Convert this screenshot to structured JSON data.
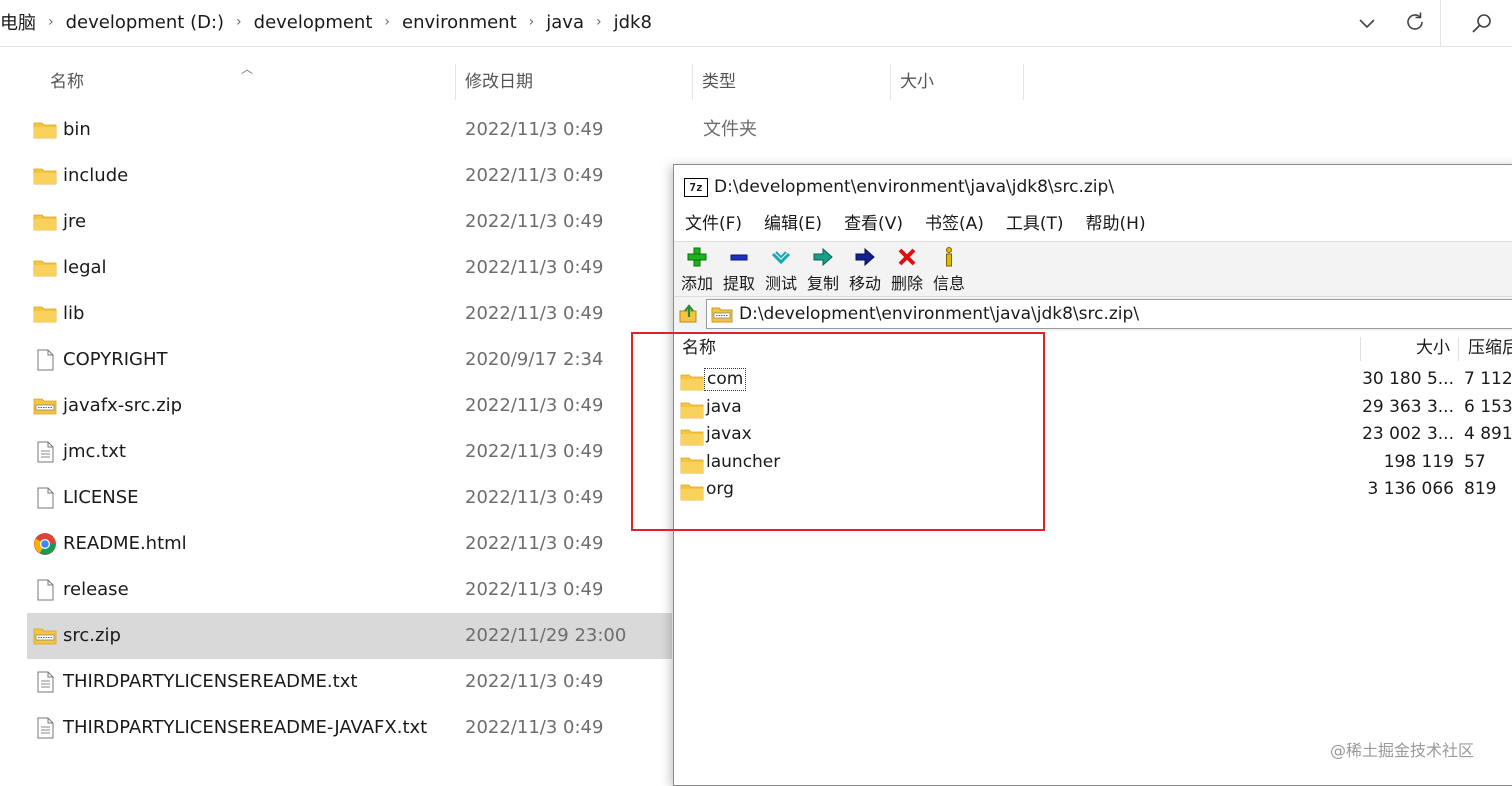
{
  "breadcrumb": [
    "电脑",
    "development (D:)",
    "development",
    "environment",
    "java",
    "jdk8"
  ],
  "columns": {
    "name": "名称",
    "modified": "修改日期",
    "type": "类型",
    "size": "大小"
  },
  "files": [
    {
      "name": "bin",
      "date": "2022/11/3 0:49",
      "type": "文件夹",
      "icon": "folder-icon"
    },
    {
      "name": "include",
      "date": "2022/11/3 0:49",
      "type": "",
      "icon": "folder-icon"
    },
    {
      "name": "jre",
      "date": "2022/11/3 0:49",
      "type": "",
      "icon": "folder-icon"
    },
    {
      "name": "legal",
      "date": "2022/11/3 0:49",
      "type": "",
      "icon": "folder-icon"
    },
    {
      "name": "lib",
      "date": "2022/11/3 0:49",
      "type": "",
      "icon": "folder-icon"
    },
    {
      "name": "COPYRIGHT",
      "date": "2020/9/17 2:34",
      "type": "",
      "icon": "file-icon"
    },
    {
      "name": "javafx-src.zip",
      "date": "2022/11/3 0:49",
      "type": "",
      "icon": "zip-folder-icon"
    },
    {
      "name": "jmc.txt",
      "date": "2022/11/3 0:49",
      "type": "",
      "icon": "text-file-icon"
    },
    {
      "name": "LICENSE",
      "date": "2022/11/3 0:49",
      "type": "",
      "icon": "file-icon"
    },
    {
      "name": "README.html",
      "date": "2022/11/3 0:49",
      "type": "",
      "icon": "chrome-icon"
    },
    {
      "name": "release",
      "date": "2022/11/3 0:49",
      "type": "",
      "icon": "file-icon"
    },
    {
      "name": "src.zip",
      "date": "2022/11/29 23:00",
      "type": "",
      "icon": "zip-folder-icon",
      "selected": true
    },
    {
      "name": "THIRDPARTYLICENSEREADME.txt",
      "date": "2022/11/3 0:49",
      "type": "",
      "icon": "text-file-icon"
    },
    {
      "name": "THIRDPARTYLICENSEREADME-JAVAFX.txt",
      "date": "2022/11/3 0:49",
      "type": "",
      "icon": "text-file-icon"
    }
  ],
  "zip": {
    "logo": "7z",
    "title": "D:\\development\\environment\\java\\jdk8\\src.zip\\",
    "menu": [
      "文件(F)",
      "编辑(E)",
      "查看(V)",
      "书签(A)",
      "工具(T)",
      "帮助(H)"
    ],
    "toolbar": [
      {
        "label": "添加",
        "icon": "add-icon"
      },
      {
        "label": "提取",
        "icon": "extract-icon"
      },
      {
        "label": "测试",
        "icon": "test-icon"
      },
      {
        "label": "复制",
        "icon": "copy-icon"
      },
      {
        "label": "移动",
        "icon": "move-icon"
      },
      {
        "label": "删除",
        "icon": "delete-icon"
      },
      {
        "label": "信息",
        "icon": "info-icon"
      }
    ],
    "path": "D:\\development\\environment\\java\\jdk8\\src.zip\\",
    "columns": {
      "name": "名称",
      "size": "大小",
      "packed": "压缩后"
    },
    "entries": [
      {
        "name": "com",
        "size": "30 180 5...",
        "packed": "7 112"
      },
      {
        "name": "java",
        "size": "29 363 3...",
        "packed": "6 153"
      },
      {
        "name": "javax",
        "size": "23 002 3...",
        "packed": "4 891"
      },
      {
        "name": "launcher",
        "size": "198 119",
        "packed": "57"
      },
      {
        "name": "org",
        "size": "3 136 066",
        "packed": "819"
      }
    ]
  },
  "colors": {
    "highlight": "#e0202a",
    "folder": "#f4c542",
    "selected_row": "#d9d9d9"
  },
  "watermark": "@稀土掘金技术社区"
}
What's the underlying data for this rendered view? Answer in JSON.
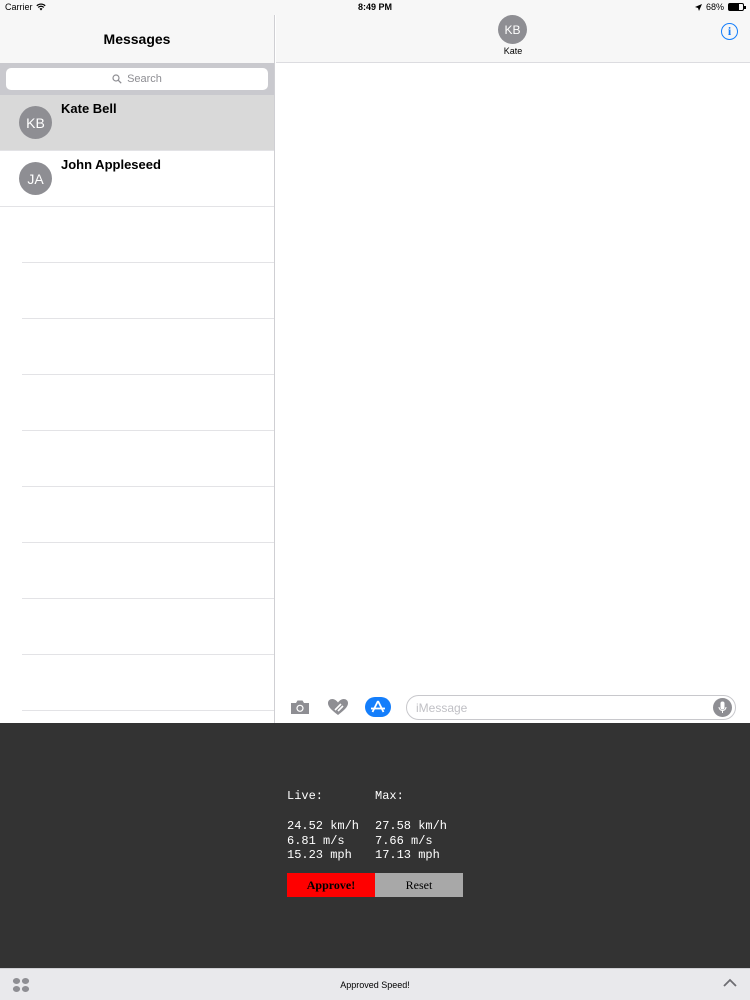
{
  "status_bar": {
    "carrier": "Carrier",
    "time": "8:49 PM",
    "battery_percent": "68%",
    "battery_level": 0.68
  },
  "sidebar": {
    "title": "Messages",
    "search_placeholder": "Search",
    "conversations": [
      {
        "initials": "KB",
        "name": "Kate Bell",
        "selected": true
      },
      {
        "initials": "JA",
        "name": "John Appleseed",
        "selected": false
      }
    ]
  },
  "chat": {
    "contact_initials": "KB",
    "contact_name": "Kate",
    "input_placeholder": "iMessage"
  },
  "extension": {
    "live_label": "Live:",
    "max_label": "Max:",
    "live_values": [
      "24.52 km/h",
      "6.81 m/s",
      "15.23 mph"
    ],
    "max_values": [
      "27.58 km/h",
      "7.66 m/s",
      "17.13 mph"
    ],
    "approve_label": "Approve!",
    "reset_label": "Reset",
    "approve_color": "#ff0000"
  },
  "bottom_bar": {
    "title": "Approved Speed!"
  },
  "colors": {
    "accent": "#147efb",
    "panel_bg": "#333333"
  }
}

------------

### Problem details
The records above are to be restated exactly, without their pictures.

### Answer for the task
Convert this screenshot to structured JSON data.
{
  "breadcrumb": [
    "电脑",
    "development (D:)",
    "development",
    "environment",
    "java",
    "jdk8"
  ],
  "columns": {
    "name": "名称",
    "modified": "修改日期",
    "type": "类型",
    "size": "大小"
  },
  "files": [
    {
      "name": "bin",
      "date": "2022/11/3 0:49",
      "type": "文件夹",
      "icon": "folder-icon"
    },
    {
      "name": "include",
      "date": "2022/11/3 0:49",
      "type": "",
      "icon": "folder-icon"
    },
    {
      "name": "jre",
      "date": "2022/11/3 0:49",
      "type": "",
      "icon": "folder-icon"
    },
    {
      "name": "legal",
      "date": "2022/11/3 0:49",
      "type": "",
      "icon": "folder-icon"
    },
    {
      "name": "lib",
      "date": "2022/11/3 0:49",
      "type": "",
      "icon": "folder-icon"
    },
    {
      "name": "COPYRIGHT",
      "date": "2020/9/17 2:34",
      "type": "",
      "icon": "file-icon"
    },
    {
      "name": "javafx-src.zip",
      "date": "2022/11/3 0:49",
      "type": "",
      "icon": "zip-folder-icon"
    },
    {
      "name": "jmc.txt",
      "date": "2022/11/3 0:49",
      "type": "",
      "icon": "text-file-icon"
    },
    {
      "name": "LICENSE",
      "date": "2022/11/3 0:49",
      "type": "",
      "icon": "file-icon"
    },
    {
      "name": "README.html",
      "date": "2022/11/3 0:49",
      "type": "",
      "icon": "chrome-icon"
    },
    {
      "name": "release",
      "date": "2022/11/3 0:49",
      "type": "",
      "icon": "file-icon"
    },
    {
      "name": "src.zip",
      "date": "2022/11/29 23:00",
      "type": "",
      "icon": "zip-folder-icon",
      "selected": true
    },
    {
      "name": "THIRDPARTYLICENSEREADME.txt",
      "date": "2022/11/3 0:49",
      "type": "",
      "icon": "text-file-icon"
    },
    {
      "name": "THIRDPARTYLICENSEREADME-JAVAFX.txt",
      "date": "2022/11/3 0:49",
      "type": "",
      "icon": "text-file-icon"
    }
  ],
  "zip": {
    "logo": "7z",
    "title": "D:\\development\\environment\\java\\jdk8\\src.zip\\",
    "menu": [
      "文件(F)",
      "编辑(E)",
      "查看(V)",
      "书签(A)",
      "工具(T)",
      "帮助(H)"
    ],
    "toolbar": [
      {
        "label": "添加",
        "icon": "add-icon"
      },
      {
        "label": "提取",
        "icon": "extract-icon"
      },
      {
        "label": "测试",
        "icon": "test-icon"
      },
      {
        "label": "复制",
        "icon": "copy-icon"
      },
      {
        "label": "移动",
        "icon": "move-icon"
      },
      {
        "label": "删除",
        "icon": "delete-icon"
      },
      {
        "label": "信息",
        "icon": "info-icon"
      }
    ],
    "path": "D:\\development\\environment\\java\\jdk8\\src.zip\\",
    "columns": {
      "name": "名称",
      "size": "大小",
      "packed": "压缩后"
    },
    "entries": [
      {
        "name": "com",
        "size": "30 180 5...",
        "packed": "7 112"
      },
      {
        "name": "java",
        "size": "29 363 3...",
        "packed": "6 153"
      },
      {
        "name": "javax",
        "size": "23 002 3...",
        "packed": "4 891"
      },
      {
        "name": "launcher",
        "size": "198 119",
        "packed": "57"
      },
      {
        "name": "org",
        "size": "3 136 066",
        "packed": "819"
      }
    ]
  },
  "colors": {
    "highlight": "#e0202a",
    "folder": "#f4c542",
    "selected_row": "#d9d9d9"
  },
  "watermark": "@稀土掘金技术社区"
}
What's the underlying data for this rendered view? Answer in JSON.
{
  "status_bar": {
    "carrier": "Carrier",
    "time": "8:49 PM",
    "battery_percent": "68%",
    "battery_level": 0.68
  },
  "sidebar": {
    "title": "Messages",
    "search_placeholder": "Search",
    "conversations": [
      {
        "initials": "KB",
        "name": "Kate Bell",
        "selected": true
      },
      {
        "initials": "JA",
        "name": "John Appleseed",
        "selected": false
      }
    ]
  },
  "chat": {
    "contact_initials": "KB",
    "contact_name": "Kate",
    "input_placeholder": "iMessage"
  },
  "extension": {
    "live_label": "Live:",
    "max_label": "Max:",
    "live_values": [
      "24.52 km/h",
      "6.81 m/s",
      "15.23 mph"
    ],
    "max_values": [
      "27.58 km/h",
      "7.66 m/s",
      "17.13 mph"
    ],
    "approve_label": "Approve!",
    "reset_label": "Reset",
    "approve_color": "#ff0000"
  },
  "bottom_bar": {
    "title": "Approved Speed!"
  },
  "colors": {
    "accent": "#147efb",
    "panel_bg": "#333333"
  }
}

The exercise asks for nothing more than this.